## Exercise brief
Reproduce each of the entries below word for word, line by line, and leave out the pictures.

▬▬▬▬▬▬▬▬▬▬

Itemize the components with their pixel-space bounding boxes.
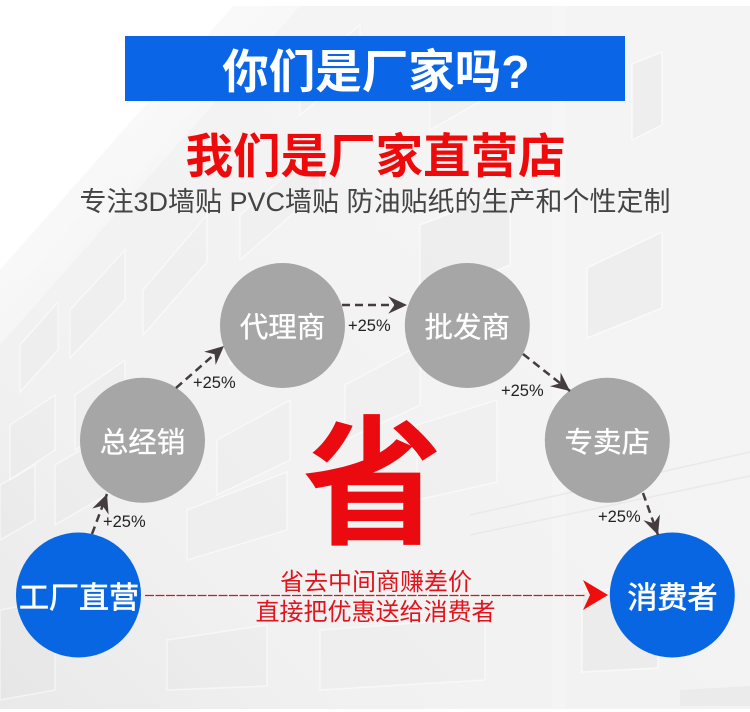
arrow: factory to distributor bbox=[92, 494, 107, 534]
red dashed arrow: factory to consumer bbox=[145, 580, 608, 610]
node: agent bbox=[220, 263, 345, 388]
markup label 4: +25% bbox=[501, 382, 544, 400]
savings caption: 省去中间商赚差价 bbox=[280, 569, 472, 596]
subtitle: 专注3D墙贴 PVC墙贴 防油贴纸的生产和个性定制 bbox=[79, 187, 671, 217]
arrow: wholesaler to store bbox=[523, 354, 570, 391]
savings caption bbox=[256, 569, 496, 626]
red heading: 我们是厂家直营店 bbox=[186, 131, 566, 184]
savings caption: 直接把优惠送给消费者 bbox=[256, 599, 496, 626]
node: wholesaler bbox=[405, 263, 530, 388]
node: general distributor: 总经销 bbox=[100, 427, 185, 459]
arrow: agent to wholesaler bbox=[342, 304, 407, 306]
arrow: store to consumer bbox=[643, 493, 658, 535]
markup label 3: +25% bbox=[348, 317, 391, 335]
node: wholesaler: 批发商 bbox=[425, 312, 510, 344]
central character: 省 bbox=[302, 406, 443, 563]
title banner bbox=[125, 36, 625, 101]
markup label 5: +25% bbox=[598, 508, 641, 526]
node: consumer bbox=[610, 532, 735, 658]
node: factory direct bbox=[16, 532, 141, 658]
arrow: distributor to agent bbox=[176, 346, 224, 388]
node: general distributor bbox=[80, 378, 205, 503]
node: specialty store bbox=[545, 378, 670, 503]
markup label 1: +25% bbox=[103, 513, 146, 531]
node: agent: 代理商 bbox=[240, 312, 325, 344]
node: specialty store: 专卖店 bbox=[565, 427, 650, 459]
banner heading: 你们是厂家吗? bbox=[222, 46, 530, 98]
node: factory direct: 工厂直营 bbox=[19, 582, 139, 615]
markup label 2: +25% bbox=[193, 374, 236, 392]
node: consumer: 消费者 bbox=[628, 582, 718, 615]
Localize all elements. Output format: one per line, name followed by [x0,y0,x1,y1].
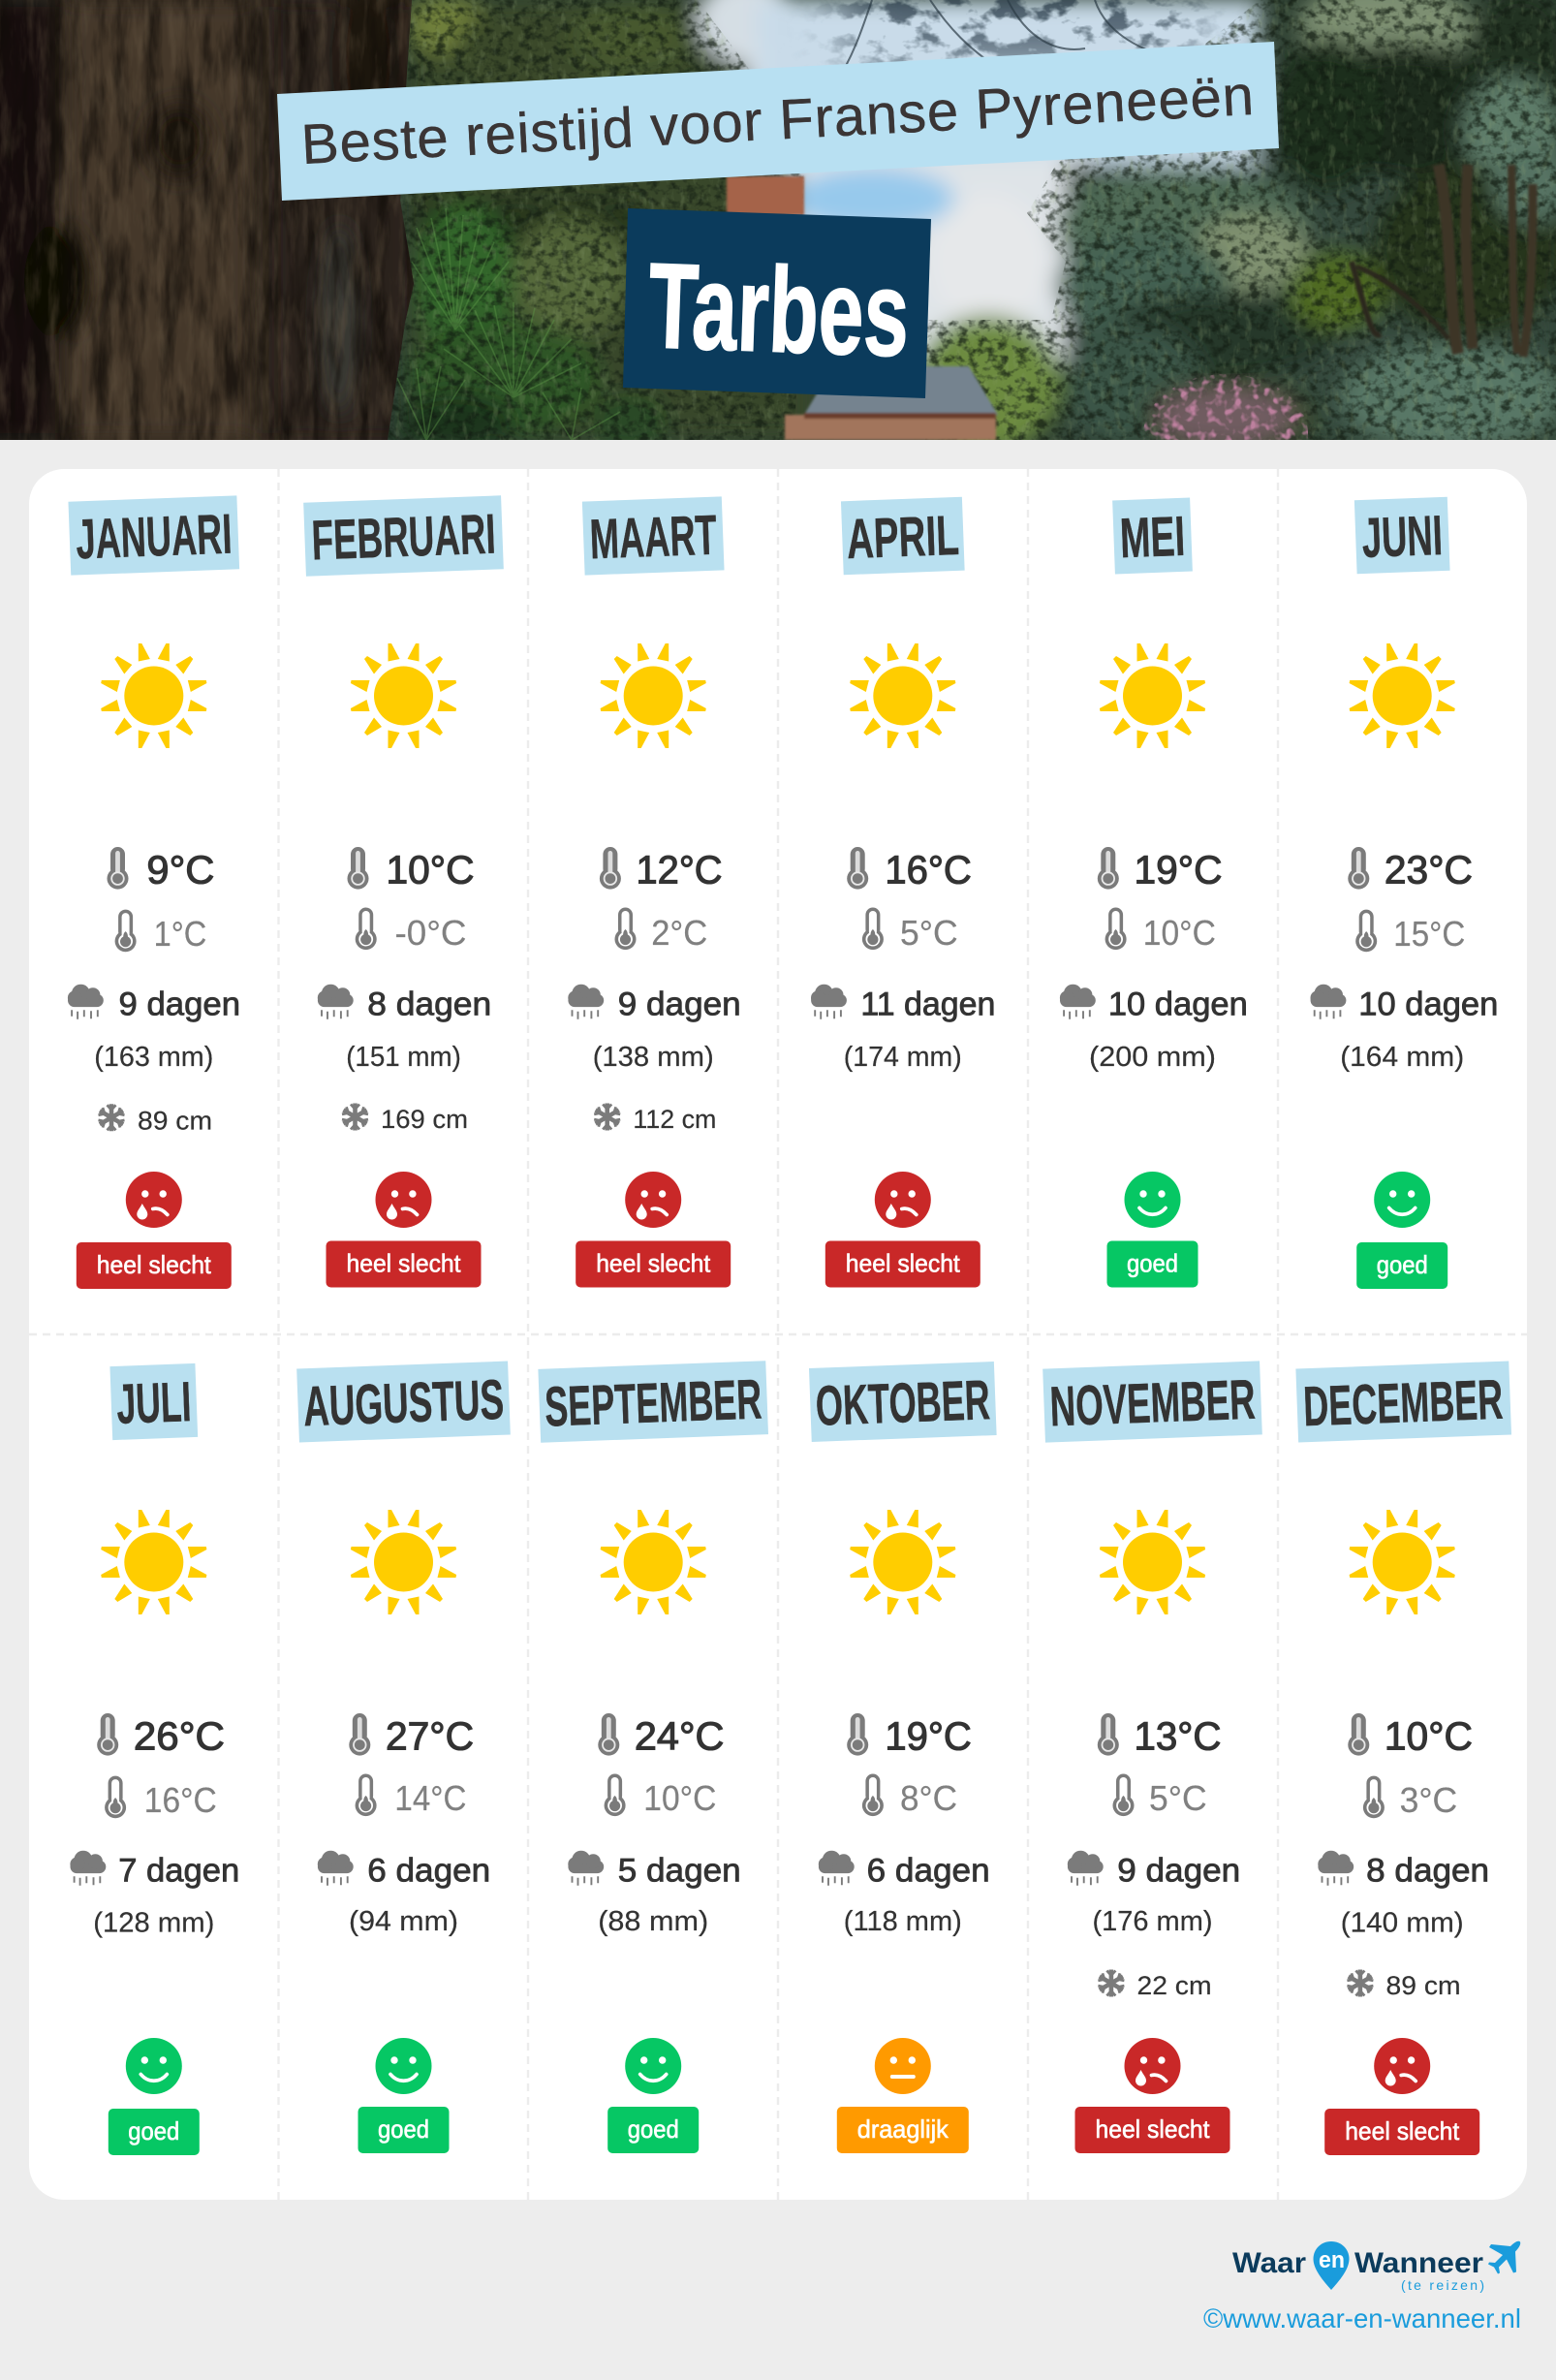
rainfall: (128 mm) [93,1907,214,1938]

▬▬▬▬▬▬▬▬▬▬

## Exercise answer
Itemize the components with their pixel-space bounding boxes.
arrow: factory to distributor bbox=[92, 494, 107, 534]
red dashed arrow: factory to consumer bbox=[145, 580, 608, 610]
node: agent bbox=[220, 263, 345, 388]
markup label 4: +25% bbox=[501, 382, 544, 400]
savings caption: 省去中间商赚差价 bbox=[280, 569, 472, 596]
subtitle: 专注3D墙贴 PVC墙贴 防油贴纸的生产和个性定制 bbox=[79, 187, 671, 217]
arrow: wholesaler to store bbox=[523, 354, 570, 391]
savings caption bbox=[256, 569, 496, 626]
red heading: 我们是厂家直营店 bbox=[186, 131, 566, 184]
savings caption: 直接把优惠送给消费者 bbox=[256, 599, 496, 626]
node: wholesaler bbox=[405, 263, 530, 388]
node: general distributor: 总经销 bbox=[100, 427, 185, 459]
arrow: agent to wholesaler bbox=[342, 304, 407, 306]
arrow: store to consumer bbox=[643, 493, 658, 535]
markup label 3: +25% bbox=[348, 317, 391, 335]
node: wholesaler: 批发商 bbox=[425, 312, 510, 344]
central character: 省 bbox=[302, 406, 443, 563]
title banner bbox=[125, 36, 625, 101]
markup label 5: +25% bbox=[598, 508, 641, 526]
node: consumer bbox=[610, 532, 735, 658]
node: factory direct bbox=[16, 532, 141, 658]
arrow: distributor to agent bbox=[176, 346, 224, 388]
node: general distributor bbox=[80, 378, 205, 503]
node: specialty store bbox=[545, 378, 670, 503]
markup label 1: +25% bbox=[103, 513, 146, 531]
node: agent: 代理商 bbox=[240, 312, 325, 344]
node: specialty store: 专卖店 bbox=[565, 427, 650, 459]
banner heading: 你们是厂家吗? bbox=[222, 46, 530, 98]
node: factory direct: 工厂直营 bbox=[19, 582, 139, 615]
markup label 2: +25% bbox=[193, 374, 236, 392]
node: consumer: 消费者 bbox=[628, 582, 718, 615]
Localize all elements. Output format: one per line, name followed by [x0,y0,x1,y1].
rainfall: (128 mm) [93,1907,214,1938]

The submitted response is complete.